● **RECORDS SHOWN**:
+--
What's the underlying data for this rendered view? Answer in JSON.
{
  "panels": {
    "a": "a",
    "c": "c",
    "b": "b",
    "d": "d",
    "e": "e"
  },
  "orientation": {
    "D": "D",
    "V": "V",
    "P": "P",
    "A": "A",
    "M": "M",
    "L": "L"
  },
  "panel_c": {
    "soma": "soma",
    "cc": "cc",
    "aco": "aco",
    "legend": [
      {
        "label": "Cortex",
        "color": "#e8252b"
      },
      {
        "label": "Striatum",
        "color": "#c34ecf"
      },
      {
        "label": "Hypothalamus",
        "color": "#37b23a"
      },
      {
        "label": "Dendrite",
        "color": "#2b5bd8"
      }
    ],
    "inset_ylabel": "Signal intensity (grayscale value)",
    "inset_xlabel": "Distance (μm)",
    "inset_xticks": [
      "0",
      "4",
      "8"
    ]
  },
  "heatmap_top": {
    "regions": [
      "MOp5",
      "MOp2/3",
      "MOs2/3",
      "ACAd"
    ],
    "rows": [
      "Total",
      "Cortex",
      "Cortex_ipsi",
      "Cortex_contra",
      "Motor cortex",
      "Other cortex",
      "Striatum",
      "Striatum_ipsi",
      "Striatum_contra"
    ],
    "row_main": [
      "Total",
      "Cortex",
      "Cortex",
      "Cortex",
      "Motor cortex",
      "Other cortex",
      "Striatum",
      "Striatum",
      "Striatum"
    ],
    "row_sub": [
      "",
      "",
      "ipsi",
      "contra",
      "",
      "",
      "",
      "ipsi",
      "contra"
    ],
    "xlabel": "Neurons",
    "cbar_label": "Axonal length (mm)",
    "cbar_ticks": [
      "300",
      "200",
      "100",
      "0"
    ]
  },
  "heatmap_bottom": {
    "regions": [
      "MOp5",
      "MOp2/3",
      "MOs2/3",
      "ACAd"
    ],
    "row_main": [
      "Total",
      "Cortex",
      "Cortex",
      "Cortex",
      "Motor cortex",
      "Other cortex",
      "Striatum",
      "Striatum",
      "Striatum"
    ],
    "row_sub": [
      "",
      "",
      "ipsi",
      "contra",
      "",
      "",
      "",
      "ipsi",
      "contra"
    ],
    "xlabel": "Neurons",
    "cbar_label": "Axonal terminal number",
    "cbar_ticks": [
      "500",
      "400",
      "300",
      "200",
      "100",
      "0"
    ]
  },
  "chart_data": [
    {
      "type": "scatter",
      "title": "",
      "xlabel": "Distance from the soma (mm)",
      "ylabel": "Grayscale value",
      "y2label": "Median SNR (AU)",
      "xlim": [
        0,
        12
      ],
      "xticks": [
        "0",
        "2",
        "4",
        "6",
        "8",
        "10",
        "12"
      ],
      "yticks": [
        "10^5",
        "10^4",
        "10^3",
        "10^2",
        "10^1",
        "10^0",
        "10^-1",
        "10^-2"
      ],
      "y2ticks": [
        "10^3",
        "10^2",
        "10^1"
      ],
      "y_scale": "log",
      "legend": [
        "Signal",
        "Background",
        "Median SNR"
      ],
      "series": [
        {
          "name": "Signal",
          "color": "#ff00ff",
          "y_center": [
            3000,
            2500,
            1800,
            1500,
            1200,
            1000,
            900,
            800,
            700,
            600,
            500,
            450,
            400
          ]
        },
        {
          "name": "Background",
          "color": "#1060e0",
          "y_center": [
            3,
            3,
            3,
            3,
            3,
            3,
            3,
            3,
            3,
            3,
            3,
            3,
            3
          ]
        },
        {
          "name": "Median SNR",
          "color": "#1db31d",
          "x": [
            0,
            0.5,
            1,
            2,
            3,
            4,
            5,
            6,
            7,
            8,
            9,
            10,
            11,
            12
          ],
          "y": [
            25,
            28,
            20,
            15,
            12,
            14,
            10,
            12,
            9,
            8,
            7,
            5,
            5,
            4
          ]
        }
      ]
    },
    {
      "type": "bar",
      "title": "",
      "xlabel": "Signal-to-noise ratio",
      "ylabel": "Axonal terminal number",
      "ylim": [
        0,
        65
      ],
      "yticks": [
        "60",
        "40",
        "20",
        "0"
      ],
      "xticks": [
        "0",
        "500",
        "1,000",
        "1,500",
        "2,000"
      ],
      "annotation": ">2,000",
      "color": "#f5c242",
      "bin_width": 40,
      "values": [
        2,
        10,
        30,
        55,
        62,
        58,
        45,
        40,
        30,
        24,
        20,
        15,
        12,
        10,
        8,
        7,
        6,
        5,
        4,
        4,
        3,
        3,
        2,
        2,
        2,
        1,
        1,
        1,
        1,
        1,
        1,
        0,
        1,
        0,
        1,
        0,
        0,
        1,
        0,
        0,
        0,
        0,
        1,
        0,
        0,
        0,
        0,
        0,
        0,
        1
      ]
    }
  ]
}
+--
● **EXERCISE OBJECTIVE**: Give the complete listing a second time, exactly as it reads.

● **FULL OUTPUT**:
What's the underlying data for this rendered view? Answer in JSON.
{
  "panels": {
    "a": "a",
    "c": "c",
    "b": "b",
    "d": "d",
    "e": "e"
  },
  "orientation": {
    "D": "D",
    "V": "V",
    "P": "P",
    "A": "A",
    "M": "M",
    "L": "L"
  },
  "panel_c": {
    "soma": "soma",
    "cc": "cc",
    "aco": "aco",
    "legend": [
      {
        "label": "Cortex",
        "color": "#e8252b"
      },
      {
        "label": "Striatum",
        "color": "#c34ecf"
      },
      {
        "label": "Hypothalamus",
        "color": "#37b23a"
      },
      {
        "label": "Dendrite",
        "color": "#2b5bd8"
      }
    ],
    "inset_ylabel": "Signal intensity (grayscale value)",
    "inset_xlabel": "Distance (μm)",
    "inset_xticks": [
      "0",
      "4",
      "8"
    ]
  },
  "heatmap_top": {
    "regions": [
      "MOp5",
      "MOp2/3",
      "MOs2/3",
      "ACAd"
    ],
    "rows": [
      "Total",
      "Cortex",
      "Cortex_ipsi",
      "Cortex_contra",
      "Motor cortex",
      "Other cortex",
      "Striatum",
      "Striatum_ipsi",
      "Striatum_contra"
    ],
    "row_main": [
      "Total",
      "Cortex",
      "Cortex",
      "Cortex",
      "Motor cortex",
      "Other cortex",
      "Striatum",
      "Striatum",
      "Striatum"
    ],
    "row_sub": [
      "",
      "",
      "ipsi",
      "contra",
      "",
      "",
      "",
      "ipsi",
      "contra"
    ],
    "xlabel": "Neurons",
    "cbar_label": "Axonal length (mm)",
    "cbar_ticks": [
      "300",
      "200",
      "100",
      "0"
    ]
  },
  "heatmap_bottom": {
    "regions": [
      "MOp5",
      "MOp2/3",
      "MOs2/3",
      "ACAd"
    ],
    "row_main": [
      "Total",
      "Cortex",
      "Cortex",
      "Cortex",
      "Motor cortex",
      "Other cortex",
      "Striatum",
      "Striatum",
      "Striatum"
    ],
    "row_sub": [
      "",
      "",
      "ipsi",
      "contra",
      "",
      "",
      "",
      "ipsi",
      "contra"
    ],
    "xlabel": "Neurons",
    "cbar_label": "Axonal terminal number",
    "cbar_ticks": [
      "500",
      "400",
      "300",
      "200",
      "100",
      "0"
    ]
  },
  "chart_data": [
    {
      "type": "scatter",
      "title": "",
      "xlabel": "Distance from the soma (mm)",
      "ylabel": "Grayscale value",
      "y2label": "Median SNR (AU)",
      "xlim": [
        0,
        12
      ],
      "xticks": [
        "0",
        "2",
        "4",
        "6",
        "8",
        "10",
        "12"
      ],
      "yticks": [
        "10^5",
        "10^4",
        "10^3",
        "10^2",
        "10^1",
        "10^0",
        "10^-1",
        "10^-2"
      ],
      "y2ticks": [
        "10^3",
        "10^2",
        "10^1"
      ],
      "y_scale": "log",
      "legend": [
        "Signal",
        "Background",
        "Median SNR"
      ],
      "series": [
        {
          "name": "Signal",
          "color": "#ff00ff",
          "y_center": [
            3000,
            2500,
            1800,
            1500,
            1200,
            1000,
            900,
            800,
            700,
            600,
            500,
            450,
            400
          ]
        },
        {
          "name": "Background",
          "color": "#1060e0",
          "y_center": [
            3,
            3,
            3,
            3,
            3,
            3,
            3,
            3,
            3,
            3,
            3,
            3,
            3
          ]
        },
        {
          "name": "Median SNR",
          "color": "#1db31d",
          "x": [
            0,
            0.5,
            1,
            2,
            3,
            4,
            5,
            6,
            7,
            8,
            9,
            10,
            11,
            12
          ],
          "y": [
            25,
            28,
            20,
            15,
            12,
            14,
            10,
            12,
            9,
            8,
            7,
            5,
            5,
            4
          ]
        }
      ]
    },
    {
      "type": "bar",
      "title": "",
      "xlabel": "Signal-to-noise ratio",
      "ylabel": "Axonal terminal number",
      "ylim": [
        0,
        65
      ],
      "yticks": [
        "60",
        "40",
        "20",
        "0"
      ],
      "xticks": [
        "0",
        "500",
        "1,000",
        "1,500",
        "2,000"
      ],
      "annotation": ">2,000",
      "color": "#f5c242",
      "bin_width": 40,
      "values": [
        2,
        10,
        30,
        55,
        62,
        58,
        45,
        40,
        30,
        24,
        20,
        15,
        12,
        10,
        8,
        7,
        6,
        5,
        4,
        4,
        3,
        3,
        2,
        2,
        2,
        1,
        1,
        1,
        1,
        1,
        1,
        0,
        1,
        0,
        1,
        0,
        0,
        1,
        0,
        0,
        0,
        0,
        1,
        0,
        0,
        0,
        0,
        0,
        0,
        1
      ]
    }
  ]
}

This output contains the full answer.